Tareas propuestas:
a) Explica, según el texto de lectura, por qué quien narra no se sintió español al ganar España la final del Mundial de 2010. Responde en una a tres oraciones.
b) En las filas del listado, sustituye "healthy weight" por "ideal weight" desde la línea que contiene "Give bounding boxes" hasta la línea que contiene "card-text: Body Mass", ambas incluidas. Reproduce solo esas filas.

Texto de lectura:
══════

Lo que no creo es que ninguna persona normal se «sienta» española (ni vasca o catalana). En junio de 2010 vi la famosa final del Mundial de fútbol, completamente solo, en la habitación de un hotel de Maracaibo, en Venezuela. Lo confieso: sentí una gran alegría cuando marcó Iniesta su gol y más alegría aún cuando acabó el partido con la victoria de España; luego, cuando los compañeros filósofos de distintas nacionalidades con los que compartí la cena me felicitaron por el resultado, me sentí «victorioso». Me sentí alegre y victorioso, sí, pero no me sentí español, y ello por la misma razón por la que uno no se siente más o menos padre con los logros y derrotas de sus hijos: padre, como español, es un estado, no una emoción. Los compañeros que me felicitaban por la victoria me felicitaban, ellos sí, en mi condición de español, pero yo no «sentía» esa condición, y hasta puedo decir que sus congratulaciones me incomodaban un poco, pues me obligaban a sacar mi alegría de su propio recinto, donde me había reunido, en mi soledad, con una muchedumbre igualmente jubilosa, y entregársela a un país abstracto que, como tantas veces antes con tantas otras cosas, no iba a hacer un buen uso de ella.

══════

Listado de datos:
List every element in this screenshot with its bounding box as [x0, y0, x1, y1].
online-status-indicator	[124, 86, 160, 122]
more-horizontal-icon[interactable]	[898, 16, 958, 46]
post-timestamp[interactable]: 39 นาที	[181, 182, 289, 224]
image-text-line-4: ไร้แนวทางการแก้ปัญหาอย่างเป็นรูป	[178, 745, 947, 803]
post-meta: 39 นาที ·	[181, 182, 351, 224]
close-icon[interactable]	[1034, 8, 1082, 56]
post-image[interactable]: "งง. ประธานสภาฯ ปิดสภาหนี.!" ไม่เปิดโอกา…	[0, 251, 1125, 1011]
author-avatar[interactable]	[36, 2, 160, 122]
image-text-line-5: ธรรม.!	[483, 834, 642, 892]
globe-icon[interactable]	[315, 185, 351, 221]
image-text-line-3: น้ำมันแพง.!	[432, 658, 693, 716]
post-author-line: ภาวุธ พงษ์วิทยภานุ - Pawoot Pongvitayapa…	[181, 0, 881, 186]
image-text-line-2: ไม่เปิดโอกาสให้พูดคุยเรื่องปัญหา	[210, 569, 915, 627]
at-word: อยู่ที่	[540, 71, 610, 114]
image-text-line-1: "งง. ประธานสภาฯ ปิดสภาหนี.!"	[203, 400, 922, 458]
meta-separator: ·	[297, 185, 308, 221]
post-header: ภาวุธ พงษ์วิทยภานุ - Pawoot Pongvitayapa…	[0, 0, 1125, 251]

══════

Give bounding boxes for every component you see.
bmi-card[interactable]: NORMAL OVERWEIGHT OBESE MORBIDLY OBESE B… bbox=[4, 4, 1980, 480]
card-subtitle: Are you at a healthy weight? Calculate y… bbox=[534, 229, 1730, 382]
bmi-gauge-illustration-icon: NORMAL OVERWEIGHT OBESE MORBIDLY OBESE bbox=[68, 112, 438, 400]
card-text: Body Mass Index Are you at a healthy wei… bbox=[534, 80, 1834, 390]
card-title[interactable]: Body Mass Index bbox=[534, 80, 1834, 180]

══════

Respuestas esperadas:
a) Porque ser español, igual que ser padre, es un estado y no una emoción. Por eso se sintió alegre y victorioso con el resultado, pero no español, del mismo modo que uno no se siente más o menos padre con los logros y derrotas de sus hijos.

b)
Give bounding boxes for every component you see.
bmi-card[interactable]: NORMAL OVERWEIGHT OBESE MORBIDLY OBESE B… bbox=[4, 4, 1980, 480]
card-subtitle: Are you at a ideal weight? Calculate y… bbox=[534, 229, 1730, 382]
bmi-gauge-illustration-icon: NORMAL OVERWEIGHT OBESE MORBIDLY OBESE bbox=[68, 112, 438, 400]
card-text: Body Mass Index Are you at a healthy wei… bbox=[534, 80, 1834, 390]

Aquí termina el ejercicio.